Exercise task
Transcribe all of the material exactly.

Excerpt from a dataset
■ ■ ■

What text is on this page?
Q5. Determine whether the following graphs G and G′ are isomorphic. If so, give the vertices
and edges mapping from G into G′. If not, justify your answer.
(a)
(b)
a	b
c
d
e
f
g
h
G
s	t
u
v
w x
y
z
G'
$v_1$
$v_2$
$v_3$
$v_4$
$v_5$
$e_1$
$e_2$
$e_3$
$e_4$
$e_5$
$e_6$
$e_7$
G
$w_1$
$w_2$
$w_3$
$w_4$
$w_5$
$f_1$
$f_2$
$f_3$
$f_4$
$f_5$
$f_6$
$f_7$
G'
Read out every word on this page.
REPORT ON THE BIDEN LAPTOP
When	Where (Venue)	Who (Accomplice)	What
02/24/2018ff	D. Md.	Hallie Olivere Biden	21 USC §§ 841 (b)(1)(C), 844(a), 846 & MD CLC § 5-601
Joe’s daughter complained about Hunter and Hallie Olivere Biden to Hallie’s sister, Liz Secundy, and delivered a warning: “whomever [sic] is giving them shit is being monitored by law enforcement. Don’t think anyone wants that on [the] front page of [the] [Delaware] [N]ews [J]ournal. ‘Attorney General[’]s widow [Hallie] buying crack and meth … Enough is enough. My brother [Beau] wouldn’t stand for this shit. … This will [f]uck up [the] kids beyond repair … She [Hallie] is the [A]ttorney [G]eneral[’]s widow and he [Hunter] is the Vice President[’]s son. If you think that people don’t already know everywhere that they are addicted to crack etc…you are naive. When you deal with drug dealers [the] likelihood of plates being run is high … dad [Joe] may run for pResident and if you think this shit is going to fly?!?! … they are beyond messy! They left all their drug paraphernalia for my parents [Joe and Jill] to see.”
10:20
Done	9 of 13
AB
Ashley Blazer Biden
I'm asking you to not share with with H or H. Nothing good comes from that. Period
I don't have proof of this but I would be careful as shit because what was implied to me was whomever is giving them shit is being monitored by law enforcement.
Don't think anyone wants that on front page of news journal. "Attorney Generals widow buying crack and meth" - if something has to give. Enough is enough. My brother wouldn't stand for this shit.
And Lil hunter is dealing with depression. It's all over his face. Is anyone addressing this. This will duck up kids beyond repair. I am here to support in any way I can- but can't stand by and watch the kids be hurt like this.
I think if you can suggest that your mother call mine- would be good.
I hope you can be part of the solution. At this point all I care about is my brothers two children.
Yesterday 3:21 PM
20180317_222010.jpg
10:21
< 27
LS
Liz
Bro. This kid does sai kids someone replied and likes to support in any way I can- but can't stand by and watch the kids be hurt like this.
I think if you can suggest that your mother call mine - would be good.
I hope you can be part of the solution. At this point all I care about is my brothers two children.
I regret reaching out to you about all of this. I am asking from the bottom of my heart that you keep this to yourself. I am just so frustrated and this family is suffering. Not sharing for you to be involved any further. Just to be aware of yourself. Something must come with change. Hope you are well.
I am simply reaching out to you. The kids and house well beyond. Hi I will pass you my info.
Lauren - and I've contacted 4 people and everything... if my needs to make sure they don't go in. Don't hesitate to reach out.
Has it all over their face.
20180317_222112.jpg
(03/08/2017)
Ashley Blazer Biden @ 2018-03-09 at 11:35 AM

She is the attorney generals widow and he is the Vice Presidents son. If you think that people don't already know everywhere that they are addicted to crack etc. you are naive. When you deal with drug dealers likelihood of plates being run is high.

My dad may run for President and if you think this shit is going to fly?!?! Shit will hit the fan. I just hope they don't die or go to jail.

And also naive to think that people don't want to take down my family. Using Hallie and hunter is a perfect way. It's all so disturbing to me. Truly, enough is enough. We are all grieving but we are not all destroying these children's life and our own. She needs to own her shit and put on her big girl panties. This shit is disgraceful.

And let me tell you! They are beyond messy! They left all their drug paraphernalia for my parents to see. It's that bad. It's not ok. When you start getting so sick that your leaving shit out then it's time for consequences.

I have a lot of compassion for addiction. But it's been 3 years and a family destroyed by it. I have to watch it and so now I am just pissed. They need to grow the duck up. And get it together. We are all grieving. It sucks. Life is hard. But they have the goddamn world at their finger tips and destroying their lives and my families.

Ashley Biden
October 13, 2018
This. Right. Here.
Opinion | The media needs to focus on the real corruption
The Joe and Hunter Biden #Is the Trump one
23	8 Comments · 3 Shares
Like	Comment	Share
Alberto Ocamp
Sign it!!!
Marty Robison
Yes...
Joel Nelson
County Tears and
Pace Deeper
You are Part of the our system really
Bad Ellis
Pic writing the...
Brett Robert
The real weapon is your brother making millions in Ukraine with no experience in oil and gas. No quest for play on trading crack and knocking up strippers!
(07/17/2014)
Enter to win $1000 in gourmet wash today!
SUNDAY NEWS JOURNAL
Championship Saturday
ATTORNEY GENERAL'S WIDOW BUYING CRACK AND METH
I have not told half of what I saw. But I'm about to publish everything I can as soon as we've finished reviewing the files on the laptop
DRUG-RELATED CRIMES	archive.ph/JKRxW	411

■ ■ ■

Answer
What text is on this page?
Q5. Determine whether the following graphs G and G′ are isomorphic. If so, give the vertices
and edges mapping from G into G′. If not, justify your answer.
(a)
(b)
a	b
c
d
e
f
g
h
G
s	t
u
v
w x
y
z
G'
$v_1$
$v_2$
$v_3$
$v_4$
$v_5$
$e_1$
$e_2$
$e_3$
$e_4$
$e_5$
$e_6$
$e_7$
G
$w_1$
$w_2$
$w_3$
$w_4$
$w_5$
$f_1$
$f_2$
$f_3$
$f_4$
$f_5$
$f_6$
$f_7$
G'
Read out every word on this page.
REPORT ON THE BIDEN LAPTOP
When	Where (Venue)	Who (Accomplice)	What
02/24/2018ff	D. Md.	Hallie Olivere Biden	21 USC §§ 841 (b)(1)(C), 844(a), 846 & MD CLC § 5-601
Joe’s daughter complained about Hunter and Hallie Olivere Biden to Hallie’s sister, Liz Secundy, and delivered a warning: “whomever [sic] is giving them shit is being monitored by law enforcement. Don’t think anyone wants that on [the] front page of [the] [Delaware] [N]ews [J]ournal. ‘Attorney General[’]s widow [Hallie] buying crack and meth … Enough is enough. My brother [Beau] wouldn’t stand for this shit. … This will [f]uck up [the] kids beyond repair … She [Hallie] is the [A]ttorney [G]eneral[’]s widow and he [Hunter] is the Vice President[’]s son. If you think that people don’t already know everywhere that they are addicted to crack etc…you are naive. When you deal with drug dealers [the] likelihood of plates being run is high … dad [Joe] may run for pResident and if you think this shit is going to fly?!?! … they are beyond messy! They left all their drug paraphernalia for my parents [Joe and Jill] to see.”
10:20
Done	9 of 13
AB
Ashley Blazer Biden
I'm asking you to not share with with H or H. Nothing good comes from that. Period
I don't have proof of this but I would be careful as shit because what was implied to me was whomever is giving them shit is being monitored by law enforcement.
Don't think anyone wants that on front page of news journal. "Attorney Generals widow buying crack and meth" - if something has to give. Enough is enough. My brother wouldn't stand for this shit.
And Lil hunter is dealing with depression. It's all over his face. Is anyone addressing this. This will duck up kids beyond repair. I am here to support in any way I can- but can't stand by and watch the kids be hurt like this.
I think if you can suggest that your mother call mine- would be good.
I hope you can be part of the solution. At this point all I care about is my brothers two children.
Yesterday 3:21 PM
20180317_222010.jpg
10:21
< 27
LS
Liz
Bro. This kid does sai kids someone replied and likes to support in any way I can- but can't stand by and watch the kids be hurt like this.
I think if you can suggest that your mother call mine - would be good.
I hope you can be part of the solution. At this point all I care about is my brothers two children.
I regret reaching out to you about all of this. I am asking from the bottom of my heart that you keep this to yourself. I am just so frustrated and this family is suffering. Not sharing for you to be involved any further. Just to be aware of yourself. Something must come with change. Hope you are well.
I am simply reaching out to you. The kids and house well beyond. Hi I will pass you my info.
Lauren - and I've contacted 4 people and everything... if my needs to make sure they don't go in. Don't hesitate to reach out.
Has it all over their face.
20180317_222112.jpg
(03/08/2017)
Ashley Blazer Biden @ 2018-03-09 at 11:35 AM

She is the attorney generals widow and he is the Vice Presidents son. If you think that people don't already know everywhere that they are addicted to crack etc. you are naive. When you deal with drug dealers likelihood of plates being run is high.

My dad may run for President and if you think this shit is going to fly?!?! Shit will hit the fan. I just hope they don't die or go to jail.

And also naive to think that people don't want to take down my family. Using Hallie and hunter is a perfect way. It's all so disturbing to me. Truly, enough is enough. We are all grieving but we are not all destroying these children's life and our own. She needs to own her shit and put on her big girl panties. This shit is disgraceful.

And let me tell you! They are beyond messy! They left all their drug paraphernalia for my parents to see. It's that bad. It's not ok. When you start getting so sick that your leaving shit out then it's time for consequences.

I have a lot of compassion for addiction. But it's been 3 years and a family destroyed by it. I have to watch it and so now I am just pissed. They need to grow the duck up. And get it together. We are all grieving. It sucks. Life is hard. But they have the goddamn world at their finger tips and destroying their lives and my families.

Ashley Biden
October 13, 2018
This. Right. Here.
Opinion | The media needs to focus on the real corruption
The Joe and Hunter Biden #Is the Trump one
23	8 Comments · 3 Shares
Like	Comment	Share
Alberto Ocamp
Sign it!!!
Marty Robison
Yes...
Joel Nelson
County Tears and
Pace Deeper
You are Part of the our system really
Bad Ellis
Pic writing the...
Brett Robert
The real weapon is your brother making millions in Ukraine with no experience in oil and gas. No quest for play on trading crack and knocking up strippers!
(07/17/2014)
Enter to win $1000 in gourmet wash today!
SUNDAY NEWS JOURNAL
Championship Saturday
ATTORNEY GENERAL'S WIDOW BUYING CRACK AND METH
I have not told half of what I saw. But I'm about to publish everything I can as soon as we've finished reviewing the files on the laptop
DRUG-RELATED CRIMES	archive.ph/JKRxW	411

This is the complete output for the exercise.